Directive –
Locate each line in the records containing "image". Copy it.

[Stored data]
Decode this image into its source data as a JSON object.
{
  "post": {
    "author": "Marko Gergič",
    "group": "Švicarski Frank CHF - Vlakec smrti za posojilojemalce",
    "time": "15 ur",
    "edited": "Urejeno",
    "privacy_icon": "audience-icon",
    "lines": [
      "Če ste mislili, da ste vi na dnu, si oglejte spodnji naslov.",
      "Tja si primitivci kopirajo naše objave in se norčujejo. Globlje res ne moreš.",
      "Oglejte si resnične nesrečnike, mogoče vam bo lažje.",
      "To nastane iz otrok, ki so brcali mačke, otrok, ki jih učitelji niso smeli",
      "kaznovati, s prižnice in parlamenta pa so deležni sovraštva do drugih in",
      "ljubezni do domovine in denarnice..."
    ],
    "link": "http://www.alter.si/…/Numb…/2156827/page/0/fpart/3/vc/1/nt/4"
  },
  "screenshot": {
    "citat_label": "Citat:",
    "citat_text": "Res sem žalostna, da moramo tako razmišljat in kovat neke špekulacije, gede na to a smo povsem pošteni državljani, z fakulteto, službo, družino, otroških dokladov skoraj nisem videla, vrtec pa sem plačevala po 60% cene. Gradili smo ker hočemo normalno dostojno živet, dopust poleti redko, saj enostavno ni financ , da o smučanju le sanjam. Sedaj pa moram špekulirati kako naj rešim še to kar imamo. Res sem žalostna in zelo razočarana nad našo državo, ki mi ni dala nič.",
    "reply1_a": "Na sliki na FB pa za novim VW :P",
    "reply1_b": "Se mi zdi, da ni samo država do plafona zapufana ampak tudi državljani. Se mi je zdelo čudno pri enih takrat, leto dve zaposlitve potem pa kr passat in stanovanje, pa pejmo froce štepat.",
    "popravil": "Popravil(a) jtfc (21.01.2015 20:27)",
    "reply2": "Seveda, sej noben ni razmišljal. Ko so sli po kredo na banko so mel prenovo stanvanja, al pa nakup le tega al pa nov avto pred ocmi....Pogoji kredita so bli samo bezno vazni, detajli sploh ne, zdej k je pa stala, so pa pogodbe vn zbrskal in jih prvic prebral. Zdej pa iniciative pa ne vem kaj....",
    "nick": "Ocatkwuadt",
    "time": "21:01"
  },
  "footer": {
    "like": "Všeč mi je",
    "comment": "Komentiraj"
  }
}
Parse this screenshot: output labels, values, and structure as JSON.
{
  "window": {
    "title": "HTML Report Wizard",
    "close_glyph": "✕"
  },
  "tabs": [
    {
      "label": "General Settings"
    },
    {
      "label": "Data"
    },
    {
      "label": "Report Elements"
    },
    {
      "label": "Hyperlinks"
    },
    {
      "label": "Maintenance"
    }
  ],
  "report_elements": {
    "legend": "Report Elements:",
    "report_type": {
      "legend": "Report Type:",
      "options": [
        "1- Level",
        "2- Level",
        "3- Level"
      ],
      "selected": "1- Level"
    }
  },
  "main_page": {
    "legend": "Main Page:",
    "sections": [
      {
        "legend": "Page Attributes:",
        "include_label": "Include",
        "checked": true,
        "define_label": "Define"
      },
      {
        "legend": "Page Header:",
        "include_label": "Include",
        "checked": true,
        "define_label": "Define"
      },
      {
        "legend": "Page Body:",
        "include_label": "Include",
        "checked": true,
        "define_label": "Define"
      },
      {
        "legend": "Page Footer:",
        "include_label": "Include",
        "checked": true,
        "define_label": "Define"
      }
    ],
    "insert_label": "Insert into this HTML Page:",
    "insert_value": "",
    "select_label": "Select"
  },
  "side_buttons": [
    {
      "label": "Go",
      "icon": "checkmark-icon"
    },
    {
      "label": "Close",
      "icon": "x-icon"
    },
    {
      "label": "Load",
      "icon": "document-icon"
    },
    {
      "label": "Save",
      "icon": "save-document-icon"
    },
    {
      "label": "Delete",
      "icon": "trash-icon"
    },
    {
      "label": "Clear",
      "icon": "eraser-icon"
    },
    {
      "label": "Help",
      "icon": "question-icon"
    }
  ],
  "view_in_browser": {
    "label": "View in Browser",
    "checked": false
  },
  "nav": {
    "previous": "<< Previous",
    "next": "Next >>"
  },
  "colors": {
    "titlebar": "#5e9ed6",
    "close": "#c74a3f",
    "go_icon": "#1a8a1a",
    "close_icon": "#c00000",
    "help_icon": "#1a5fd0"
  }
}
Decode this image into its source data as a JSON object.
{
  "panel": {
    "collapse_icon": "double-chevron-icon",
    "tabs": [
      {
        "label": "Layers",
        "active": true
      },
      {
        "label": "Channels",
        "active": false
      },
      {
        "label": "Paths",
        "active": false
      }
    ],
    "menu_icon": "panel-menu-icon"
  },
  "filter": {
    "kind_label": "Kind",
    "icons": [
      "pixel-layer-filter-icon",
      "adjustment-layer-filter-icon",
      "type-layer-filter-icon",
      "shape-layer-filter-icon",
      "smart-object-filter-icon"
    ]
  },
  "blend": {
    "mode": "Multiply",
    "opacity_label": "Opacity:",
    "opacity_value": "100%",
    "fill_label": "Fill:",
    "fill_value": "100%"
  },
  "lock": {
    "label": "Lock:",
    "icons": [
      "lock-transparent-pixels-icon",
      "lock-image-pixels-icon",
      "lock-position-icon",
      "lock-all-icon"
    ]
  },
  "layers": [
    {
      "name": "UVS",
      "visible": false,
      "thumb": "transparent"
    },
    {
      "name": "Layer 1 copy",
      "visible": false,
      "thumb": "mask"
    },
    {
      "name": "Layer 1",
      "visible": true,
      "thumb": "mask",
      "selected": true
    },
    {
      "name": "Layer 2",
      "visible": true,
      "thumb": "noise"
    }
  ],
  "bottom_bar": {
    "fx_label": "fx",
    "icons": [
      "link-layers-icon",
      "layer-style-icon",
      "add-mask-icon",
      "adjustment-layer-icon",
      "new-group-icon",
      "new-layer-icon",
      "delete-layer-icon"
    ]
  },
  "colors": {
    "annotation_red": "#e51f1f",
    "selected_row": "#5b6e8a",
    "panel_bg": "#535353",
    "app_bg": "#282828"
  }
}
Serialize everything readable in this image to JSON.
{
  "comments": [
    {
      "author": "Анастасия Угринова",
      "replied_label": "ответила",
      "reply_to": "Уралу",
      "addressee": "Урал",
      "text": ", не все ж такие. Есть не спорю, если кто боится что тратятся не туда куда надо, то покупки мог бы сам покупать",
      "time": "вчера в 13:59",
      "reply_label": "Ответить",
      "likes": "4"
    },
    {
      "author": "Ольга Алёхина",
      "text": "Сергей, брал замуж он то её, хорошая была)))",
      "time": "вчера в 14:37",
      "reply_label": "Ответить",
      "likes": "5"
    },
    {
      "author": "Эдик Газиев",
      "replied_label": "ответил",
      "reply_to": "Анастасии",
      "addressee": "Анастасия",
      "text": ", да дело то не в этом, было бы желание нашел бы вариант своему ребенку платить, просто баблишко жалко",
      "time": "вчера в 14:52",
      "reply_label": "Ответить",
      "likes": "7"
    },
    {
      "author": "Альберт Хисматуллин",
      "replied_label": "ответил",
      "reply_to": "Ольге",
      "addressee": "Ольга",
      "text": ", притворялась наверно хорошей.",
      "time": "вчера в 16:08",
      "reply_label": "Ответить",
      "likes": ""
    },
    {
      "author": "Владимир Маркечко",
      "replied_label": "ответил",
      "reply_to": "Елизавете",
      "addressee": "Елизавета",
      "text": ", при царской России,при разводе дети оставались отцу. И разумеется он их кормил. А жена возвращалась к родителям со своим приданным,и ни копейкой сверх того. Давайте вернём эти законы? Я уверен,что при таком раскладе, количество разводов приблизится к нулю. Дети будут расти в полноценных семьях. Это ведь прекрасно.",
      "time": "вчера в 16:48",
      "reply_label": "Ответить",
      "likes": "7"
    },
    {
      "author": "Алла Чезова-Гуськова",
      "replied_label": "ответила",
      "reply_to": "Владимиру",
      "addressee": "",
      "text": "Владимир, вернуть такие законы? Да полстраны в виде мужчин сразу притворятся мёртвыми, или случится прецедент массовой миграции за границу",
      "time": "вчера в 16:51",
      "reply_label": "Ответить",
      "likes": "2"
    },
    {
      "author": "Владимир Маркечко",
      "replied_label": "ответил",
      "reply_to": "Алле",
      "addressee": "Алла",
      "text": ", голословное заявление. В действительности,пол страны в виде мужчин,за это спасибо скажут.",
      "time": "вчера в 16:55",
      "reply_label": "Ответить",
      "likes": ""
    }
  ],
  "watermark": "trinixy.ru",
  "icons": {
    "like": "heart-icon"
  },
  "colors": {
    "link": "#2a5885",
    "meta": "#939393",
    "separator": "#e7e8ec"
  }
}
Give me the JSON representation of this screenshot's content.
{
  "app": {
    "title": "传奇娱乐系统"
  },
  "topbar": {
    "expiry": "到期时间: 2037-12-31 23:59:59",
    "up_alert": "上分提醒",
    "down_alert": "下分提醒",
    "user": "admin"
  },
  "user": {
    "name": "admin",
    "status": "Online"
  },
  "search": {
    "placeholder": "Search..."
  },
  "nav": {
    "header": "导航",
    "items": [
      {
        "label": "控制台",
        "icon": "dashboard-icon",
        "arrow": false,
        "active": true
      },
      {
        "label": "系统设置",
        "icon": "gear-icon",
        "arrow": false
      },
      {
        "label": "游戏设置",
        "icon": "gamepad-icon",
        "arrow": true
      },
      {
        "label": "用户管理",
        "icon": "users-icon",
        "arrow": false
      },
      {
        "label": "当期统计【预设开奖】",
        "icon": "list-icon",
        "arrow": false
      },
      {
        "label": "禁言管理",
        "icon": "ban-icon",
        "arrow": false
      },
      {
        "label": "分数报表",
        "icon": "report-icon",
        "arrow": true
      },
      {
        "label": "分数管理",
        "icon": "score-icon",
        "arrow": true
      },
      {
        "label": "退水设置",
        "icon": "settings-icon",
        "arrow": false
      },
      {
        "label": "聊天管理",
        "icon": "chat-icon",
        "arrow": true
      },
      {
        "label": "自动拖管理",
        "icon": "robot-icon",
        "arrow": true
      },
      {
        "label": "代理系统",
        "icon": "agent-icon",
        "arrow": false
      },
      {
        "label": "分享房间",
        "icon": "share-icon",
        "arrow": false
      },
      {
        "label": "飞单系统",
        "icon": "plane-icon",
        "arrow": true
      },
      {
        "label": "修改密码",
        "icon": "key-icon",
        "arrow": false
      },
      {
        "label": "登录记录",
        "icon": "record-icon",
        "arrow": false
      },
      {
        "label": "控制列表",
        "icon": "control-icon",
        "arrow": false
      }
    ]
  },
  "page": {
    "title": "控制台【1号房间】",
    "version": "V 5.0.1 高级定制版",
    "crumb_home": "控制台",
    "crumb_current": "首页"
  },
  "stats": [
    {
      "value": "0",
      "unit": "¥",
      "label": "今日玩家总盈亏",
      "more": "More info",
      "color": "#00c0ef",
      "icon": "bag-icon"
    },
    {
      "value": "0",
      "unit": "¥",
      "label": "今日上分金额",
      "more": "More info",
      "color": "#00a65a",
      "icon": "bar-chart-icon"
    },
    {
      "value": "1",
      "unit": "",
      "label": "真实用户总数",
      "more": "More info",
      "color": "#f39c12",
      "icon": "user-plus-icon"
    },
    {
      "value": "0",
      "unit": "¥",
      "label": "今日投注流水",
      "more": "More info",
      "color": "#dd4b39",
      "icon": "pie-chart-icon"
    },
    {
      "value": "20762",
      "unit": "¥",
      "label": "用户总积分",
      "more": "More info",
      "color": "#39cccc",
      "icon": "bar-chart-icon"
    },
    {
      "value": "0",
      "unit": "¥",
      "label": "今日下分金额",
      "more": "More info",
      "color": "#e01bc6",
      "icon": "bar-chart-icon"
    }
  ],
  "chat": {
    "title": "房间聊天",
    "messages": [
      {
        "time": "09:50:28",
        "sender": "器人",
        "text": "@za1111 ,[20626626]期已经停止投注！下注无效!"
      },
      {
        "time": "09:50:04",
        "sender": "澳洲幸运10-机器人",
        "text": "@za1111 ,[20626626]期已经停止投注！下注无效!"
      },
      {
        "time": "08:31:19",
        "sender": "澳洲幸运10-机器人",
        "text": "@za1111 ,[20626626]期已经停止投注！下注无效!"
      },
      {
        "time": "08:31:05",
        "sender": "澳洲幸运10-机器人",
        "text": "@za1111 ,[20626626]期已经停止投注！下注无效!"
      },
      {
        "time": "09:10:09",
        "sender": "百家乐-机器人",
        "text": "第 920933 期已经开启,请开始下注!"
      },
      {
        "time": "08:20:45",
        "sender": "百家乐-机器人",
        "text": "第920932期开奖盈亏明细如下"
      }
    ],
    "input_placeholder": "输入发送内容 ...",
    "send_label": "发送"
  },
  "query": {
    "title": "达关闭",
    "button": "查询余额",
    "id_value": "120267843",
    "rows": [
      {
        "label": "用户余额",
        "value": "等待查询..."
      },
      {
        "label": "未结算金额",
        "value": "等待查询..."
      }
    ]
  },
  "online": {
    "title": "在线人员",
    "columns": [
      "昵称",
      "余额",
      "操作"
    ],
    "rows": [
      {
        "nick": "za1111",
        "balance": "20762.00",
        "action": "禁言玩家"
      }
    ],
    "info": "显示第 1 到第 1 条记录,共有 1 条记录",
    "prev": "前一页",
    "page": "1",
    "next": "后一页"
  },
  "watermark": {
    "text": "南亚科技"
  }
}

Response to the task –
Decode this image into its source data as a JSON object.
Decode this image into its source data as a JSON object.
      "lock-image-pixels-icon",
Serialize everything readable in this image to JSON.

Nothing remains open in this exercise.